** START Provided data **
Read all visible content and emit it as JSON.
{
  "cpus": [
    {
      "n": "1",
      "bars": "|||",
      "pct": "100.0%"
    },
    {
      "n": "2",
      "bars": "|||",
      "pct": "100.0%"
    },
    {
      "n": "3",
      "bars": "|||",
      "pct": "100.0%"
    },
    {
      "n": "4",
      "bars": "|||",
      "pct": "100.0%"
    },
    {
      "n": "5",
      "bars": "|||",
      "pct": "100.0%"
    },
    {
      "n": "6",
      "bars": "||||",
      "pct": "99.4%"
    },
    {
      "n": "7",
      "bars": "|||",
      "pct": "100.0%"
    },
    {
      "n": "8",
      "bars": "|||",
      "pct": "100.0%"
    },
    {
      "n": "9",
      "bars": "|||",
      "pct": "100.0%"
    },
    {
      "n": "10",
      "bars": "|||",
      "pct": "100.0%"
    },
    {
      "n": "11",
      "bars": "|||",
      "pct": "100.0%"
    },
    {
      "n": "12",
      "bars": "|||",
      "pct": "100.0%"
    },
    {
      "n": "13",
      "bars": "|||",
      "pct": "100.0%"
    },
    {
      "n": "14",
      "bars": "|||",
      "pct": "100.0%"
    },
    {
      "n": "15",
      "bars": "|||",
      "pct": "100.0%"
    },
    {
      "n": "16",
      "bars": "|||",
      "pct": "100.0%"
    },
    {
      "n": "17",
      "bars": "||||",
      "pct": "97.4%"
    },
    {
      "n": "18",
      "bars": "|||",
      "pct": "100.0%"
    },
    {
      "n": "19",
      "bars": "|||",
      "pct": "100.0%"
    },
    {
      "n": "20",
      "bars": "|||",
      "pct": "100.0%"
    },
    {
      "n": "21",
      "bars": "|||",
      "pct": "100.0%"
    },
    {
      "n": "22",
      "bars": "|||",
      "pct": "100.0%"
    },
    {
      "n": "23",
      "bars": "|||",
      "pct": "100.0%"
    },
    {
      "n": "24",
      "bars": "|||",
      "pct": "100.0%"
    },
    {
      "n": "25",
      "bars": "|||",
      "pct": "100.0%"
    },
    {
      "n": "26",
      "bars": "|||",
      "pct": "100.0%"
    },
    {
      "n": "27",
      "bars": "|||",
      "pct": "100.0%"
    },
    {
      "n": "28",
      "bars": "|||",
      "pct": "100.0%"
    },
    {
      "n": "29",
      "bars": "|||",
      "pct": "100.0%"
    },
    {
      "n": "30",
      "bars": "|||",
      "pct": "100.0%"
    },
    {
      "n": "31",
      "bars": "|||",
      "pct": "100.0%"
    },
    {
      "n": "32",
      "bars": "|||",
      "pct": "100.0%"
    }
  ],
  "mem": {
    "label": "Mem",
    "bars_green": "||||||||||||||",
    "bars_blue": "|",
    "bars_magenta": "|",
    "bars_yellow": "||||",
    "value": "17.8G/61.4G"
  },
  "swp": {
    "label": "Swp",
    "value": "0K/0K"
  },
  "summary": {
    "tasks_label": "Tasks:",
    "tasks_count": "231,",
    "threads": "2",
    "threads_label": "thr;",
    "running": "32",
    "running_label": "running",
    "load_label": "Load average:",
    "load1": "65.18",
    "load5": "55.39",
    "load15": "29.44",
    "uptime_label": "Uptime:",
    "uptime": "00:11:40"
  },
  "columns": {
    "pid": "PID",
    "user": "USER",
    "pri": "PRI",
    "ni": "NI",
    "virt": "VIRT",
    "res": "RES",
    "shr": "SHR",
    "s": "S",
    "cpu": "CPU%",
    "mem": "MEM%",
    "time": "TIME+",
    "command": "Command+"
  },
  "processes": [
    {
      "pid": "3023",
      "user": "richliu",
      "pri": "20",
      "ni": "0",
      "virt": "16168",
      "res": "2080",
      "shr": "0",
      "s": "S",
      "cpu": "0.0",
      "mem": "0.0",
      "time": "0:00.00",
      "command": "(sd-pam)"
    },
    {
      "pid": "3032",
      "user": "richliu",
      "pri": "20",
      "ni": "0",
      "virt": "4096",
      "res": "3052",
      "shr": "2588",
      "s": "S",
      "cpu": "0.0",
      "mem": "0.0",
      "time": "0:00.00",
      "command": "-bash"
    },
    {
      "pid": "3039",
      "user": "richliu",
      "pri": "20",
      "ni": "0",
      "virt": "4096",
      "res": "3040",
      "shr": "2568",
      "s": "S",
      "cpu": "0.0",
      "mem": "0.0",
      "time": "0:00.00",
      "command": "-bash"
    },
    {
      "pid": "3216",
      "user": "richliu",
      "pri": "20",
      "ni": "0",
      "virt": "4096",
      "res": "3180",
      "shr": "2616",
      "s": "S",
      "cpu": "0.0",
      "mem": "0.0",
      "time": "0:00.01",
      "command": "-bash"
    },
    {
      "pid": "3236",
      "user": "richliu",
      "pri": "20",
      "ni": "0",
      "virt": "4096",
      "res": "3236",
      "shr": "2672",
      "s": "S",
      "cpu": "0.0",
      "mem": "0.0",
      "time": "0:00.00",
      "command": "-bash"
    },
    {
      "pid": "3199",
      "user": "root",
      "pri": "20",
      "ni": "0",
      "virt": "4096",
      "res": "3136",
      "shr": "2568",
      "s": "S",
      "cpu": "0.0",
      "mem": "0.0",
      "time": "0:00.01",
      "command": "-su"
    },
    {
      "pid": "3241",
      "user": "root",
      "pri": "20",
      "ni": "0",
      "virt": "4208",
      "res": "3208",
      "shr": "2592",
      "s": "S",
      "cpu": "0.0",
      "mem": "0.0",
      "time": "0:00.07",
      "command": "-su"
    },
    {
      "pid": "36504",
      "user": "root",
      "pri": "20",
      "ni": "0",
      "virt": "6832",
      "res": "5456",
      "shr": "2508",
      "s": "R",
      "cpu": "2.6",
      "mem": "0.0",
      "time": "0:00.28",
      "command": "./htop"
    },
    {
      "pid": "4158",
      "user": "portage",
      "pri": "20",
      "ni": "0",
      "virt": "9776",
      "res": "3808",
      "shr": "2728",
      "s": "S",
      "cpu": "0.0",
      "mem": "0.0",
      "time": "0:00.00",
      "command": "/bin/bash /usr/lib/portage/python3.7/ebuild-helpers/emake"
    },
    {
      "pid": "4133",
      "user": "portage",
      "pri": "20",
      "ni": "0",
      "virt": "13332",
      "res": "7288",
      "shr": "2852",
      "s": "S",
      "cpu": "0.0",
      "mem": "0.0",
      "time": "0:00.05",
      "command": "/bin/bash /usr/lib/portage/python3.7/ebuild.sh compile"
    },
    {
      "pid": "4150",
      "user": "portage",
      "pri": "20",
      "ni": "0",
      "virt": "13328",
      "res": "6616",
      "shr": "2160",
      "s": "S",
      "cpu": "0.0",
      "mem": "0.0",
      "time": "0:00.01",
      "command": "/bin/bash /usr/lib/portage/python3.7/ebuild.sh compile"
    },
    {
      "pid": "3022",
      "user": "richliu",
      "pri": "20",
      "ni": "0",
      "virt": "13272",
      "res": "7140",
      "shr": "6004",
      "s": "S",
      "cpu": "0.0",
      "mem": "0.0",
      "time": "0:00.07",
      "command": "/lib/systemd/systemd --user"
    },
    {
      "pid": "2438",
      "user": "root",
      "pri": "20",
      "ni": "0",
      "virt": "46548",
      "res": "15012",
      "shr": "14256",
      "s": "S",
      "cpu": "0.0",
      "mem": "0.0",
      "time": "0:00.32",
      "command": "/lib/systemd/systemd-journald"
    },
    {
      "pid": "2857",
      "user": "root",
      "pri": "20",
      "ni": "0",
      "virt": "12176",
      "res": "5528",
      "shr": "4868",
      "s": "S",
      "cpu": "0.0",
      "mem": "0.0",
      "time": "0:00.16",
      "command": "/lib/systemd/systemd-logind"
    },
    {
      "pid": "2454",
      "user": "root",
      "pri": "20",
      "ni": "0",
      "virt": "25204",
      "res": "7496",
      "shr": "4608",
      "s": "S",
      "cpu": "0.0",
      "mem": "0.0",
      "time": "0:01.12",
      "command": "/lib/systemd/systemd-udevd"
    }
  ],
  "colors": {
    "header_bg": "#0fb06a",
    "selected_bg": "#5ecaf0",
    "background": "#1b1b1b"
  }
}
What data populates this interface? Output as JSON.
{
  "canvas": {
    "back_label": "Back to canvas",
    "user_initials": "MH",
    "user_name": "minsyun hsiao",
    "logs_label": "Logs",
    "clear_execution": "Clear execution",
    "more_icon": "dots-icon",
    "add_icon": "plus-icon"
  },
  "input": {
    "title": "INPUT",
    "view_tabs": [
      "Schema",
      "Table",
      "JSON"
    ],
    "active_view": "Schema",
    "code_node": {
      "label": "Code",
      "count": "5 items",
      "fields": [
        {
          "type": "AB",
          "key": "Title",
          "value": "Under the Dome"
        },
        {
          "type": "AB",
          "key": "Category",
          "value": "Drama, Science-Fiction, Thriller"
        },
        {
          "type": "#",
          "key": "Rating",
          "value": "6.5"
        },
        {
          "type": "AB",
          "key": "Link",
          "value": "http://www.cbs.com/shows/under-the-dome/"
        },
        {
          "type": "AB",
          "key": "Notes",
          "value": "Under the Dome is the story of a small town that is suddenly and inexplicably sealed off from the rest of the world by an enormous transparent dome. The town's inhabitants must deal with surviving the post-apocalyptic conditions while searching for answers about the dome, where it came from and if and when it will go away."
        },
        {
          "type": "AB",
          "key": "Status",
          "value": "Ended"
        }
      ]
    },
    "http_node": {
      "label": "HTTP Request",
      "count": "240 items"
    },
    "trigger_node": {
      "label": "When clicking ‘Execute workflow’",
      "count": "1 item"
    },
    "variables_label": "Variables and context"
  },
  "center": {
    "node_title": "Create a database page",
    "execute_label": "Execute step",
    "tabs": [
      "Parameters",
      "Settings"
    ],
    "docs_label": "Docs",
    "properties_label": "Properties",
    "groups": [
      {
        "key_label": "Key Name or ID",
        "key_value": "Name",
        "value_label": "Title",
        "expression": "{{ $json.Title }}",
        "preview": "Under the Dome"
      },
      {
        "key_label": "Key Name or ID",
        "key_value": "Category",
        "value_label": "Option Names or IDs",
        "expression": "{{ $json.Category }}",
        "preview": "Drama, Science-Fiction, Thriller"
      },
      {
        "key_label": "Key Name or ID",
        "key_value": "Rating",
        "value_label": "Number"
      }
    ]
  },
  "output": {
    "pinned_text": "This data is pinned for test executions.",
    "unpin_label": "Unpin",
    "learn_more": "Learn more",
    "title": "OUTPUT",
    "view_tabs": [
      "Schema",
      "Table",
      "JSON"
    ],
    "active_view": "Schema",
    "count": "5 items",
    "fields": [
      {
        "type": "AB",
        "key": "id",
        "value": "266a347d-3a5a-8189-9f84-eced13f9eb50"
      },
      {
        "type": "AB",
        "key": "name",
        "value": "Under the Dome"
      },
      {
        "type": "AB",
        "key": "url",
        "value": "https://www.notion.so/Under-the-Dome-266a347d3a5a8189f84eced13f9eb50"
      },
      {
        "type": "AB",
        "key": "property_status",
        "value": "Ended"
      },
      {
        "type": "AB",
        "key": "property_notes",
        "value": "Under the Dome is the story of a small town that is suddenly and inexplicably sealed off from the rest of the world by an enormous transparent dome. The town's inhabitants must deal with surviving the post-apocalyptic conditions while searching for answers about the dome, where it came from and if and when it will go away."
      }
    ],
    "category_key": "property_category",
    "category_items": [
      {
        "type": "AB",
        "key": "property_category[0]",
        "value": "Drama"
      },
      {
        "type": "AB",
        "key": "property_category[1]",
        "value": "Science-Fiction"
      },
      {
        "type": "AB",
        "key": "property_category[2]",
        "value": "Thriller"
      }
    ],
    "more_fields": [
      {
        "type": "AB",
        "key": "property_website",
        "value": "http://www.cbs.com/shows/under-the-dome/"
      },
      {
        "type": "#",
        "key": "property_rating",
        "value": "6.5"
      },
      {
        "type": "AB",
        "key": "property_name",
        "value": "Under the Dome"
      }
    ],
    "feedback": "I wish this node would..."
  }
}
** END Provided data **
- _Aim of the task_: Show the lines of the records that contain the word "shows".

- _In response_:
          "value": "http://www.cbs.com/shows/under-the-dome/"
        "value": "http://www.cbs.com/shows/under-the-dome/"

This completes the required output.